- _WORK REQUEST_: The lines to copy are those in the records below that hold the word "Island".
_ _ _
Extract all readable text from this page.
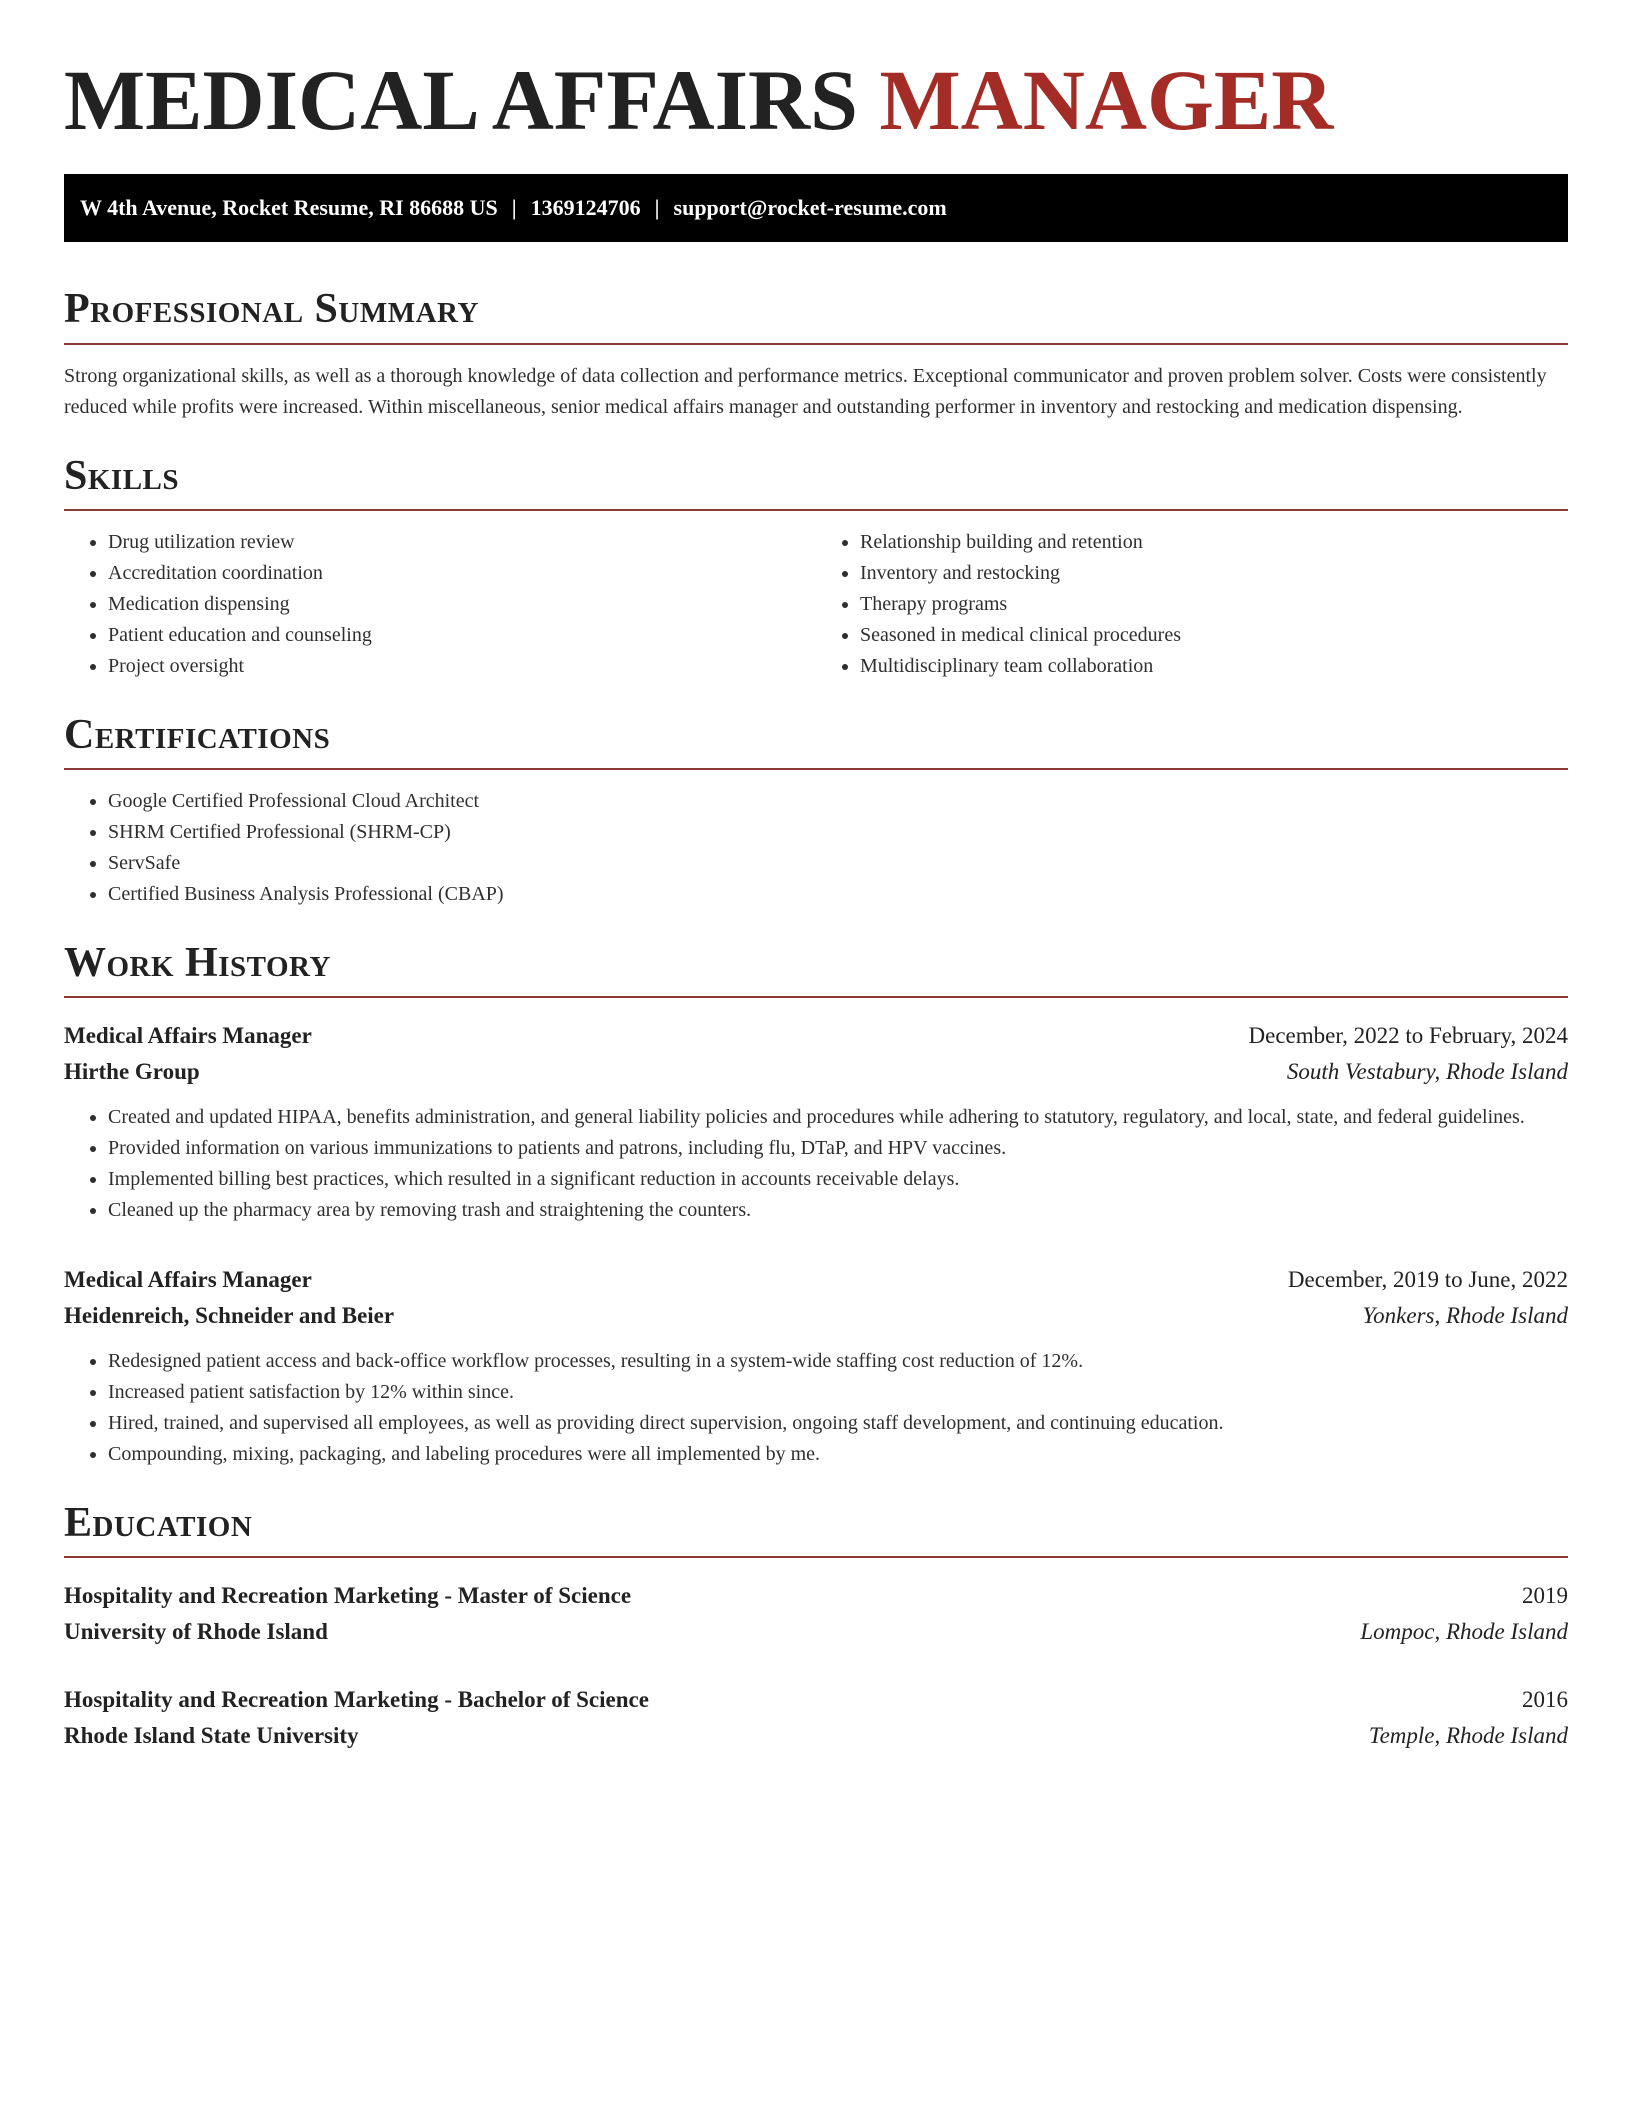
MEDICAL AFFAIRS MANAGER
W 4th Avenue, Rocket Resume, RI 86688 US | 1369124706 | support@rocket-resume.com
Professional Summary

Strong organizational skills, as well as a thorough knowledge of data collection and performance metrics. Exceptional communicator and proven problem solver. Costs were consistently reduced while profits were increased. Within miscellaneous, senior medical affairs manager and outstanding performer in inventory and restocking and medication dispensing.

Skills
• Drug utilization review
• Accreditation coordination
• Medication dispensing
• Patient education and counseling
• Project oversight
• Relationship building and retention
• Inventory and restocking
• Therapy programs
• Seasoned in medical clinical procedures
• Multidisciplinary team collaboration
Certifications
• Google Certified Professional Cloud Architect
• SHRM Certified Professional (SHRM-CP)
• ServSafe
• Certified Business Analysis Professional (CBAP)
Work History
Medical Affairs Manager	December, 2022 to February, 2024
Hirthe Group	South Vestabury, Rhode Island
• Created and updated HIPAA, benefits administration, and general liability policies and procedures while adhering to statutory, regulatory, and local, state, and federal guidelines.
• Provided information on various immunizations to patients and patrons, including flu, DTaP, and HPV vaccines.
• Implemented billing best practices, which resulted in a significant reduction in accounts receivable delays.
• Cleaned up the pharmacy area by removing trash and straightening the counters.
Medical Affairs Manager	December, 2019 to June, 2022
Heidenreich, Schneider and Beier	Yonkers, Rhode Island
• Redesigned patient access and back-office workflow processes, resulting in a system-wide staffing cost reduction of 12%.
• Increased patient satisfaction by 12% within since.
• Hired, trained, and supervised all employees, as well as providing direct supervision, ongoing staff development, and continuing education.
• Compounding, mixing, packaging, and labeling procedures were all implemented by me.
Education
Hospitality and Recreation Marketing - Master of Science	2019
University of Rhode Island	Lompoc, Rhode Island
Hospitality and Recreation Marketing - Bachelor of Science	2016
Rhode Island State University	Temple, Rhode Island
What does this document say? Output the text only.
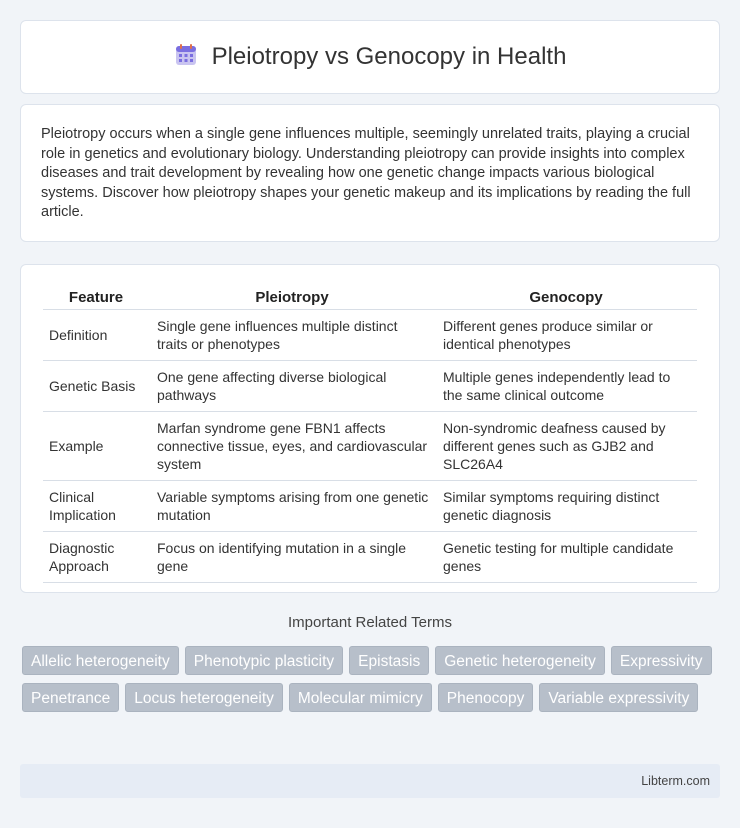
Pleiotropy vs Genocopy in Health

Pleiotropy occurs when a single gene influences multiple, seemingly unrelated traits, playing a crucial role in genetics and evolutionary biology. Understanding pleiotropy can provide insights into complex diseases and trait development by revealing how one genetic change impacts various biological systems. Discover how pleiotropy shapes your genetic makeup and its implications by reading the full article.

Feature	Pleiotropy	Genocopy
Definition	Single gene influences multiple distinct traits or phenotypes	Different genes produce similar or identical phenotypes
Genetic Basis	One gene affecting diverse biological pathways	Multiple genes independently lead to the same clinical outcome
Example	Marfan syndrome gene FBN1 affects connective tissue, eyes, and cardiovascular system	Non-syndromic deafness caused by different genes such as GJB2 and SLC26A4
Clinical Implication	Variable symptoms arising from one genetic mutation	Similar symptoms requiring distinct genetic diagnosis
Diagnostic Approach	Focus on identifying mutation in a single gene	Genetic testing for multiple candidate genes
Important Related Terms
Allelic heterogeneity	Phenotypic plasticity	Epistasis	Genetic heterogeneity	Expressivity
Penetrance	Locus heterogeneity	Molecular mimicry	Phenocopy	Variable expressivity
Libterm.com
_ _ _
- _SOLUTION TO THIS TASK_:
Hirthe Group	South Vestabury, Rhode Island
Heidenreich, Schneider and Beier	Yonkers, Rhode Island
University of Rhode Island	Lompoc, Rhode Island
Rhode Island State University	Temple, Rhode Island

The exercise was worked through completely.